Data lines:
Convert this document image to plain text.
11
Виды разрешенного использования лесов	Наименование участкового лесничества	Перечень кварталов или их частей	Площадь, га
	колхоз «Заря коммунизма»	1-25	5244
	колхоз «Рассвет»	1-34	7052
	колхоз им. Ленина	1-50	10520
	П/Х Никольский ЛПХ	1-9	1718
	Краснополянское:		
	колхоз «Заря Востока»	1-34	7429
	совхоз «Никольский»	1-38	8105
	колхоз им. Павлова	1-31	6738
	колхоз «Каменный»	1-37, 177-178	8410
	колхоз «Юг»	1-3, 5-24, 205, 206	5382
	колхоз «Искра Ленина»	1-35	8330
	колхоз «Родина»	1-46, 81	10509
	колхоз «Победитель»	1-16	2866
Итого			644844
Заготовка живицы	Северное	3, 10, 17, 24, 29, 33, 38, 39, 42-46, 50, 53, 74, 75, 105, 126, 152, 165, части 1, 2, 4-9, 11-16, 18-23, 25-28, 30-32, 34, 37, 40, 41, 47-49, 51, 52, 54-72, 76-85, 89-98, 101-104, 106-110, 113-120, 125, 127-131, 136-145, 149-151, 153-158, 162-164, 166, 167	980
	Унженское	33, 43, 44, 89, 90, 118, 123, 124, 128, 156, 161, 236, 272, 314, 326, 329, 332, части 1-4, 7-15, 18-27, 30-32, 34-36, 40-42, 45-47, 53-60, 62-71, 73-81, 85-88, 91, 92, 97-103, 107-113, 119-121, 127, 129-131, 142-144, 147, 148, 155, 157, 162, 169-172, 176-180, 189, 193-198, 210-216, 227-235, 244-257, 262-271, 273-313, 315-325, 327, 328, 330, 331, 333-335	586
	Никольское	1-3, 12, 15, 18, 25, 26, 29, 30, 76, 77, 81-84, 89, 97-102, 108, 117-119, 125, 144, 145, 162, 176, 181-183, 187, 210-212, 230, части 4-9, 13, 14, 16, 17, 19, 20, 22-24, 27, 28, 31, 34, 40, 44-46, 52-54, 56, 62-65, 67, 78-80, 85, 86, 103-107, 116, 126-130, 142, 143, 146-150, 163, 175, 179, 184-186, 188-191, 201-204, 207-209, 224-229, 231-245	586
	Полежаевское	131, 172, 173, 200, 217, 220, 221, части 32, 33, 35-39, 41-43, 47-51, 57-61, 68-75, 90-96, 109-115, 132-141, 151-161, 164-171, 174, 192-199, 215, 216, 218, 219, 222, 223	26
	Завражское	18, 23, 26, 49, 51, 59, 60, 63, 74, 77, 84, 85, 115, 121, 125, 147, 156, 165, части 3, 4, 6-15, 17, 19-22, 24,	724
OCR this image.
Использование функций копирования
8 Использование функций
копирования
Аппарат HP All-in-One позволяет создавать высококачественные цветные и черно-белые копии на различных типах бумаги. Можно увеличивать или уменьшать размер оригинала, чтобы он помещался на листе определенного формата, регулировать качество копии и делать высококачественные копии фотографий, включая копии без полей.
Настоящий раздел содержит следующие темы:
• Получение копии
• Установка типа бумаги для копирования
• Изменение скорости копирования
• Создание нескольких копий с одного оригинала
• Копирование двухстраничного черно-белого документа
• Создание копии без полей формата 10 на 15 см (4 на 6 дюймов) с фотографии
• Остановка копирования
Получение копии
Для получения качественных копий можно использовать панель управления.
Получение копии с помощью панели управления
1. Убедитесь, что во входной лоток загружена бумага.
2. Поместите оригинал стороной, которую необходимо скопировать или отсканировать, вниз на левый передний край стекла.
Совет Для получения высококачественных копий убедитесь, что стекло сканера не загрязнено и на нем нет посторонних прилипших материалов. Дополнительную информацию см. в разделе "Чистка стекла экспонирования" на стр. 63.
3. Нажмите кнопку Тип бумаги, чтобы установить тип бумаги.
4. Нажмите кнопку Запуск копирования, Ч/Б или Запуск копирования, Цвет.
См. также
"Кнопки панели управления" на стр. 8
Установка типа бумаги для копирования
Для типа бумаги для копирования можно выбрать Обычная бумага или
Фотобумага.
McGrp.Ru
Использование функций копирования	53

Exercise description: Copy each entry exactly, with nothing added or dropped.

Task answer:
Convert this document image to plain text.
11
Виды разрешенного использования лесов	Наименование участкового лесничества	Перечень кварталов или их частей	Площадь, га
	колхоз «Заря коммунизма»	1-25	5244
	колхоз «Рассвет»	1-34	7052
	колхоз им. Ленина	1-50	10520
	П/Х Никольский ЛПХ	1-9	1718
	Краснополянское:		
	колхоз «Заря Востока»	1-34	7429
	совхоз «Никольский»	1-38	8105
	колхоз им. Павлова	1-31	6738
	колхоз «Каменный»	1-37, 177-178	8410
	колхоз «Юг»	1-3, 5-24, 205, 206	5382
	колхоз «Искра Ленина»	1-35	8330
	колхоз «Родина»	1-46, 81	10509
	колхоз «Победитель»	1-16	2866
Итого			644844
Заготовка живицы	Северное	3, 10, 17, 24, 29, 33, 38, 39, 42-46, 50, 53, 74, 75, 105, 126, 152, 165, части 1, 2, 4-9, 11-16, 18-23, 25-28, 30-32, 34, 37, 40, 41, 47-49, 51, 52, 54-72, 76-85, 89-98, 101-104, 106-110, 113-120, 125, 127-131, 136-145, 149-151, 153-158, 162-164, 166, 167	980
	Унженское	33, 43, 44, 89, 90, 118, 123, 124, 128, 156, 161, 236, 272, 314, 326, 329, 332, части 1-4, 7-15, 18-27, 30-32, 34-36, 40-42, 45-47, 53-60, 62-71, 73-81, 85-88, 91, 92, 97-103, 107-113, 119-121, 127, 129-131, 142-144, 147, 148, 155, 157, 162, 169-172, 176-180, 189, 193-198, 210-216, 227-235, 244-257, 262-271, 273-313, 315-325, 327, 328, 330, 331, 333-335	586
	Никольское	1-3, 12, 15, 18, 25, 26, 29, 30, 76, 77, 81-84, 89, 97-102, 108, 117-119, 125, 144, 145, 162, 176, 181-183, 187, 210-212, 230, части 4-9, 13, 14, 16, 17, 19, 20, 22-24, 27, 28, 31, 34, 40, 44-46, 52-54, 56, 62-65, 67, 78-80, 85, 86, 103-107, 116, 126-130, 142, 143, 146-150, 163, 175, 179, 184-186, 188-191, 201-204, 207-209, 224-229, 231-245	586
	Полежаевское	131, 172, 173, 200, 217, 220, 221, части 32, 33, 35-39, 41-43, 47-51, 57-61, 68-75, 90-96, 109-115, 132-141, 151-161, 164-171, 174, 192-199, 215, 216, 218, 219, 222, 223	26
	Завражское	18, 23, 26, 49, 51, 59, 60, 63, 74, 77, 84, 85, 115, 121, 125, 147, 156, 165, части 3, 4, 6-15, 17, 19-22, 24,	724
OCR this image.
Использование функций копирования
8 Использование функций
копирования
Аппарат HP All-in-One позволяет создавать высококачественные цветные и черно-белые копии на различных типах бумаги. Можно увеличивать или уменьшать размер оригинала, чтобы он помещался на листе определенного формата, регулировать качество копии и делать высококачественные копии фотографий, включая копии без полей.
Настоящий раздел содержит следующие темы:
• Получение копии
• Установка типа бумаги для копирования
• Изменение скорости копирования
• Создание нескольких копий с одного оригинала
• Копирование двухстраничного черно-белого документа
• Создание копии без полей формата 10 на 15 см (4 на 6 дюймов) с фотографии
• Остановка копирования
Получение копии
Для получения качественных копий можно использовать панель управления.
Получение копии с помощью панели управления
1. Убедитесь, что во входной лоток загружена бумага.
2. Поместите оригинал стороной, которую необходимо скопировать или отсканировать, вниз на левый передний край стекла.
Совет Для получения высококачественных копий убедитесь, что стекло сканера не загрязнено и на нем нет посторонних прилипших материалов. Дополнительную информацию см. в разделе "Чистка стекла экспонирования" на стр. 63.
3. Нажмите кнопку Тип бумаги, чтобы установить тип бумаги.
4. Нажмите кнопку Запуск копирования, Ч/Б или Запуск копирования, Цвет.
См. также
"Кнопки панели управления" на стр. 8
Установка типа бумаги для копирования
Для типа бумаги для копирования можно выбрать Обычная бумага или
Фотобумага.
McGrp.Ru
Использование функций копирования	53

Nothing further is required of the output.